Instrucciones: Reproduce el fragmento de la homilía que empieza con "Homilía en la" y termina con "de la Diócesis.", cambiando "obispo" por "pastor".

Homilía en la Misa Crismal 2018

Andamos ya metidos en la Semana Santa acompañando a nuestras comunidades en este tramo final de un camino cuaresmal que se culmina en la Pascua. Y dentro de este marco especial de unos días especiales, tiene lugar esta celebración en donde el Pueblo de Dios se reúne con su obispo para celebrar juntos la Misa Crismal. Aquí estamos las tres vocaciones cristianas que conformamos la Iglesia del Señor: los sacerdotes y diáconos, los consagrados y los laicos. Todos en la Iglesia Madre de la Diócesis.

Este encuentro litúrgico nos permite vivirnos como miembros de la Iglesia del Jesús, mutuamente referidos, complementariamente vocacionados, cada uno con su nombre, su don y sus talentos, cada uno como bautizado al que Dios le ha asignado un precioso destino. Somos hermanos porque con el Padre común que nos ha creado, con el Hermano mayor que nos ha redimido, y con el Espíritu Santo que nos ha santificado, formamos esta comunidad eclesial que Dios pone como levadura de evangelio en la masa de la historia humana en este recodo del camino que juntos estamos escribiendo.

Extracto de datos:
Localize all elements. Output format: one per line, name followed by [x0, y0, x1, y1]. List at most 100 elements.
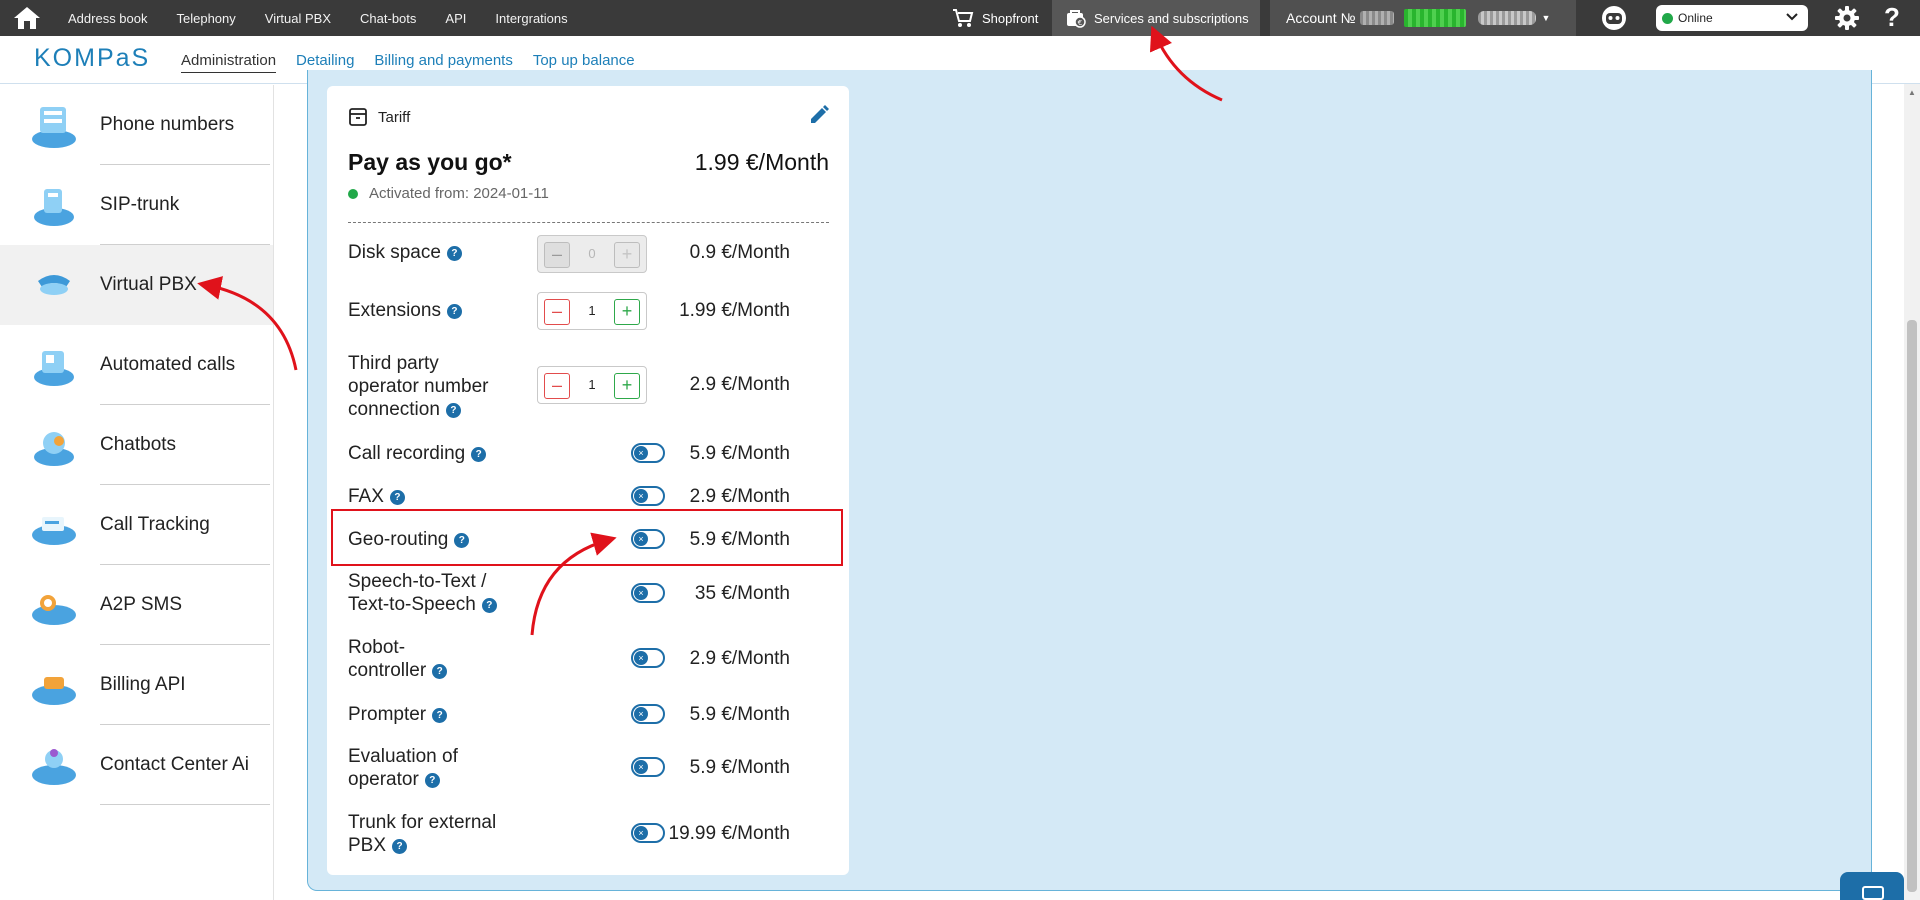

Solución:
Homilía en la Misa Crismal 2018

Andamos ya metidos en la Semana Santa acompañando a nuestras comunidades en este tramo final de un camino cuaresmal que se culmina en la Pascua. Y dentro de este marco especial de unos días especiales, tiene lugar esta celebración en donde el Pueblo de Dios se reúne con su pastor para celebrar juntos la Misa Crismal. Aquí estamos las tres vocaciones cristianas que conformamos la Iglesia del Señor: los sacerdotes y diáconos, los consagrados y los laicos. Todos en la Iglesia Madre de la Diócesis.